Show all lines holding the string "θεμελίωση".

╔══

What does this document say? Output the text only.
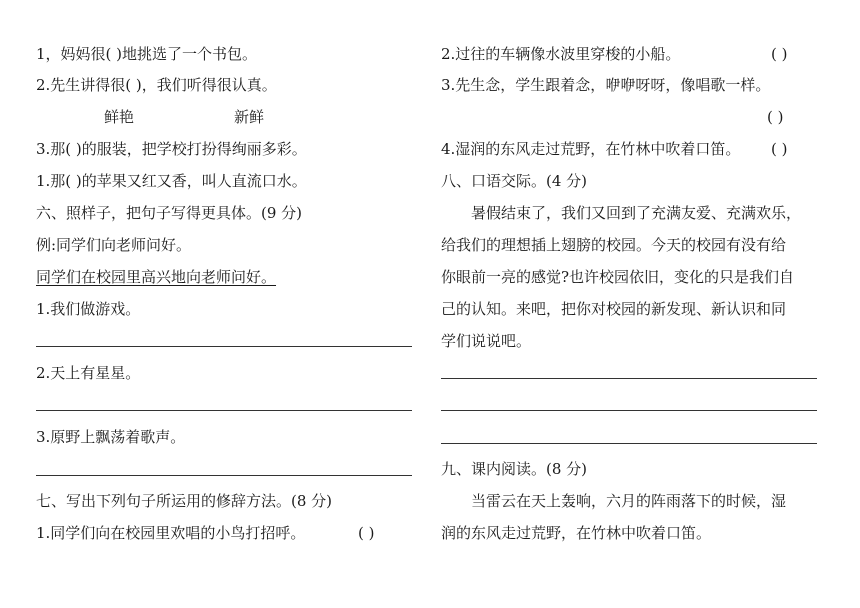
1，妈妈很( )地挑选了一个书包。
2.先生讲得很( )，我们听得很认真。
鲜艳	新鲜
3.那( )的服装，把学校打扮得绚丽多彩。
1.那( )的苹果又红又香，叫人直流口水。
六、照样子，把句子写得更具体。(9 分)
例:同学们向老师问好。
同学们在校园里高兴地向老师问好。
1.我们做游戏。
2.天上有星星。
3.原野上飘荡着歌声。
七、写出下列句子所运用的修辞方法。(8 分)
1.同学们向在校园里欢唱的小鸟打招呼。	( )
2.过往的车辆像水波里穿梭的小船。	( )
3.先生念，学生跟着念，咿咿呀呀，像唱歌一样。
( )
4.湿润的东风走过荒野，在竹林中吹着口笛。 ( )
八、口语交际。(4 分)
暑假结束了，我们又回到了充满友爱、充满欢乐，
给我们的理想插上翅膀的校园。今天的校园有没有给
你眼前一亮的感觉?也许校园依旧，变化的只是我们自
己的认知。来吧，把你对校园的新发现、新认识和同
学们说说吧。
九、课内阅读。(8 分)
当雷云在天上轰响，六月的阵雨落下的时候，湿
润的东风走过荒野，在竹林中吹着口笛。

╚══
╔══

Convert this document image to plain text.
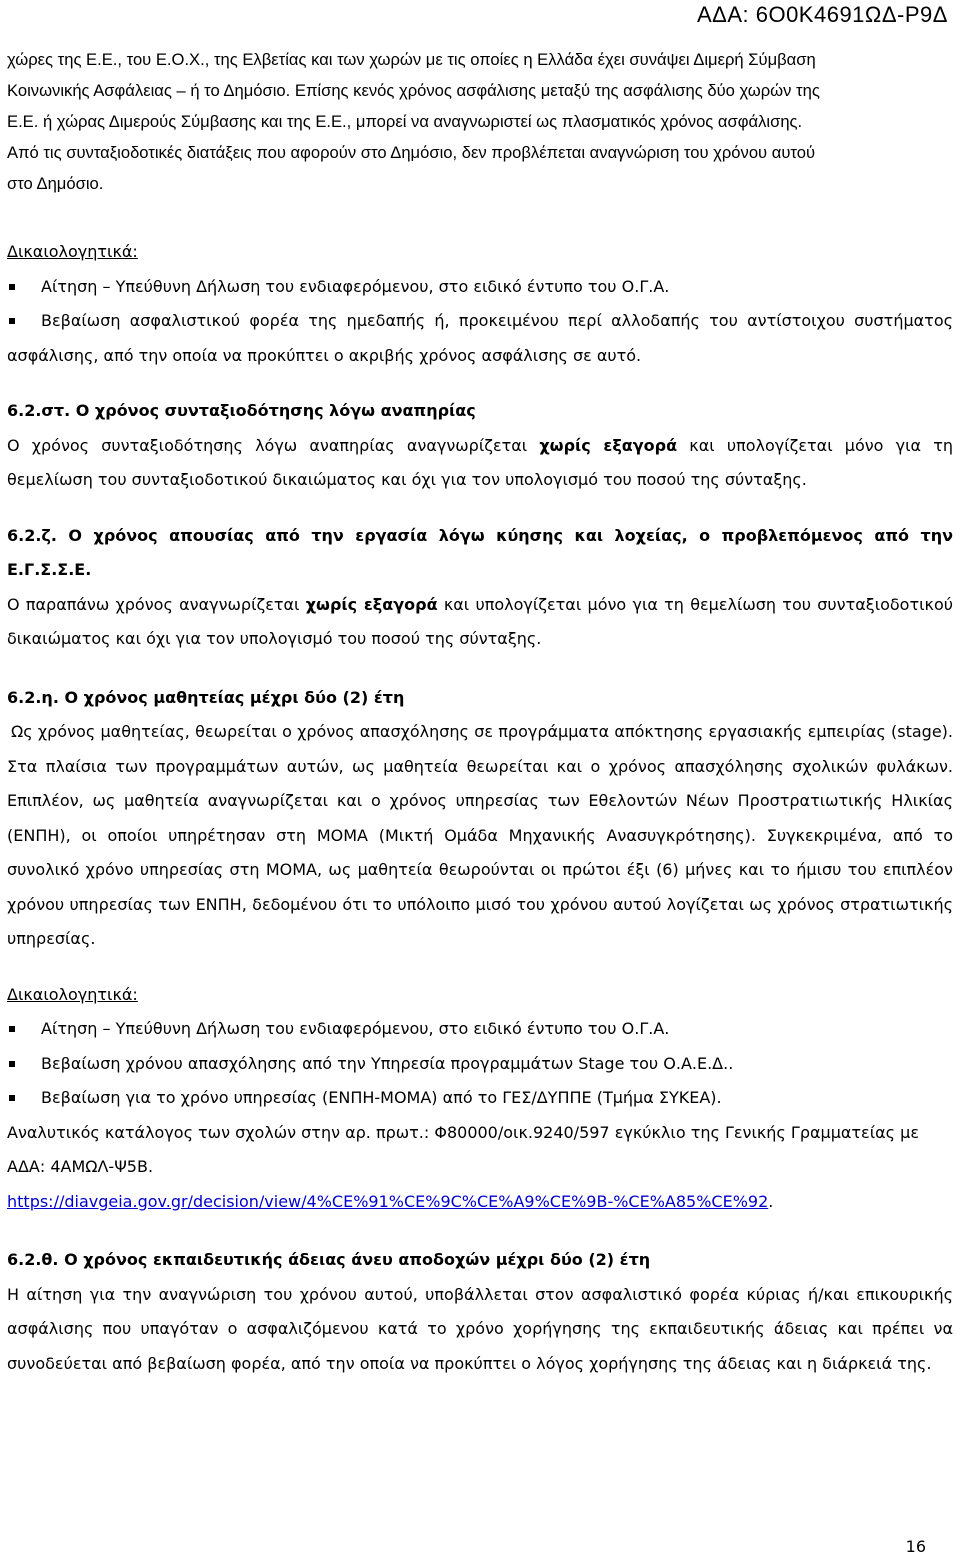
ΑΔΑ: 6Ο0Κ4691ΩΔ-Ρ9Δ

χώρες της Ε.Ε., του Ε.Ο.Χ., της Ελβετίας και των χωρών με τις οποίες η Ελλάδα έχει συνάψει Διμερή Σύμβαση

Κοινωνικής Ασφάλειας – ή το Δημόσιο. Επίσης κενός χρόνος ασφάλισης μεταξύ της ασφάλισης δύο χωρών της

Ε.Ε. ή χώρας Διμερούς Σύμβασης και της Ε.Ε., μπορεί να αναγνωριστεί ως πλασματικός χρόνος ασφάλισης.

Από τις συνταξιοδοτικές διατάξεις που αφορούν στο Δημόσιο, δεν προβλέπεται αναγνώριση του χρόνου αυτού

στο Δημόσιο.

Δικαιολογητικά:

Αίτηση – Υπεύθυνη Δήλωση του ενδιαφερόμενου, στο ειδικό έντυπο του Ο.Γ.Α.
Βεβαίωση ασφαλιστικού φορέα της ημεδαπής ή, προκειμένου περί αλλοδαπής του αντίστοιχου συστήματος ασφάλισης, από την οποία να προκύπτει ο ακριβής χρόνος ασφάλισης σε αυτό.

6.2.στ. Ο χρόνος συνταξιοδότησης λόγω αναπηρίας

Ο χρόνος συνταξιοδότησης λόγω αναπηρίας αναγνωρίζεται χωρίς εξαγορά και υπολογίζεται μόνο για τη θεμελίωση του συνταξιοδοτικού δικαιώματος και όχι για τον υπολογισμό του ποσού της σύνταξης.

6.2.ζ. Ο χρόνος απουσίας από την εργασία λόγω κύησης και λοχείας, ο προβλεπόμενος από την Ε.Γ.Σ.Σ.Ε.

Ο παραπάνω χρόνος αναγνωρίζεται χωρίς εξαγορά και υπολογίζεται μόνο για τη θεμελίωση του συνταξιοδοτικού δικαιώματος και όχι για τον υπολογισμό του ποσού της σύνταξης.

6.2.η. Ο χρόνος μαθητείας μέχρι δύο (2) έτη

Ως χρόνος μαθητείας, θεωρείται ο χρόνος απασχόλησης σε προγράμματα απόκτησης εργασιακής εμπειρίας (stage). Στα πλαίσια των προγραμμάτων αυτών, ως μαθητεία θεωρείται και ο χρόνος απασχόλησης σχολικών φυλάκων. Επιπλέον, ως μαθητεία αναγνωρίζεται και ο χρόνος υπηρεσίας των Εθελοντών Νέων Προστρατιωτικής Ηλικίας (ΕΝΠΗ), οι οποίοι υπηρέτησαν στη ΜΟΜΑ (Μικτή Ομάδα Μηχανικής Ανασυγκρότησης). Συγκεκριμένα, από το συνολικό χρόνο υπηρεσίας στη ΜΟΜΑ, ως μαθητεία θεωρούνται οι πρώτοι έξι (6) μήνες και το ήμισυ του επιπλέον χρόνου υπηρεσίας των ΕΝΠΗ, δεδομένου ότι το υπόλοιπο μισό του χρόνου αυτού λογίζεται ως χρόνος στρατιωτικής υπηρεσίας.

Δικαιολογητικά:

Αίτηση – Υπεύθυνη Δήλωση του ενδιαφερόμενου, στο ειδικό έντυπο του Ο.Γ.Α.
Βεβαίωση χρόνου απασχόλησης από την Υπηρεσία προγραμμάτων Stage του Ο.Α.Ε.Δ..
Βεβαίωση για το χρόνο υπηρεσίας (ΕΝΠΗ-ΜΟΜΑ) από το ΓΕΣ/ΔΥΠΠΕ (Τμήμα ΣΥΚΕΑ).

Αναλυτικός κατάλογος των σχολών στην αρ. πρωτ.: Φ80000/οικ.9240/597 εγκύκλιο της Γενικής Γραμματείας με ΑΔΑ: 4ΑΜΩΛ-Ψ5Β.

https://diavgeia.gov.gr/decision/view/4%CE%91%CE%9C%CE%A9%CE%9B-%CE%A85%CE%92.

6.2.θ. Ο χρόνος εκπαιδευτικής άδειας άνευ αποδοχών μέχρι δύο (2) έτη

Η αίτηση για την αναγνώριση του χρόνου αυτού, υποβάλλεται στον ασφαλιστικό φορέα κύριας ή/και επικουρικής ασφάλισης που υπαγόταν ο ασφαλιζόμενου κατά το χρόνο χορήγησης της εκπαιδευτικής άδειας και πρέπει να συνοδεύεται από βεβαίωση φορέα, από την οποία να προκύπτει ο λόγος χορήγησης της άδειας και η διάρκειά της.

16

╚══
╔══

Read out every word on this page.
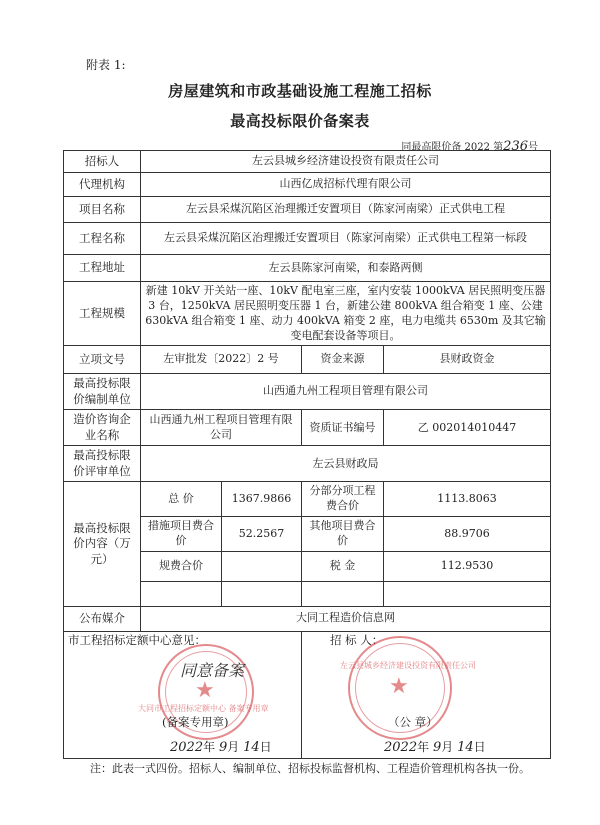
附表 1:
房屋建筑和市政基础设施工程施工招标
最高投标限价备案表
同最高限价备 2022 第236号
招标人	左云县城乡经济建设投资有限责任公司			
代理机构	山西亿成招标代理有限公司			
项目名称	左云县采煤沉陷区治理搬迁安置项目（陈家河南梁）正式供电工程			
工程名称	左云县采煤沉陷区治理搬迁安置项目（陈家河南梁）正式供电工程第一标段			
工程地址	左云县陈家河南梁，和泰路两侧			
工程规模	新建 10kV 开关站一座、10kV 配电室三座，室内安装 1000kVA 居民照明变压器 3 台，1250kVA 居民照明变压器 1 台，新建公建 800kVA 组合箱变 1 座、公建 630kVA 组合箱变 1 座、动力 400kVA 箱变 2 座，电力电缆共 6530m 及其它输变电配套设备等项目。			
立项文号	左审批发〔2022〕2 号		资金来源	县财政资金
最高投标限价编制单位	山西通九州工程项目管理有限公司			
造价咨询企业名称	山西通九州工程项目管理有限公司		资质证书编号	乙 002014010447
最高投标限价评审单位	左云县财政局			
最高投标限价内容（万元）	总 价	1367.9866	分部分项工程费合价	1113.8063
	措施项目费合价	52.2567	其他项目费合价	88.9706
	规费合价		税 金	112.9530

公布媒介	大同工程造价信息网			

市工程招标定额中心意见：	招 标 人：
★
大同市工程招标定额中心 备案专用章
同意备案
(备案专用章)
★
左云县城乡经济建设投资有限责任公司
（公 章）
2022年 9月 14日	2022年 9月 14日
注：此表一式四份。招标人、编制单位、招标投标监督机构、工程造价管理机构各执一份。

╚══

▶ Reply to the exercise:
Ο χρόνος συνταξιοδότησης λόγω αναπηρίας αναγνωρίζεται χωρίς εξαγορά και υπολογίζεται μόνο για τη θεμελίωση του συνταξιοδοτικού δικαιώματος και όχι για τον υπολογισμό του ποσού της σύνταξης.
Ο παραπάνω χρόνος αναγνωρίζεται χωρίς εξαγορά και υπολογίζεται μόνο για τη θεμελίωση του συνταξιοδοτικού δικαιώματος και όχι για τον υπολογισμό του ποσού της σύνταξης.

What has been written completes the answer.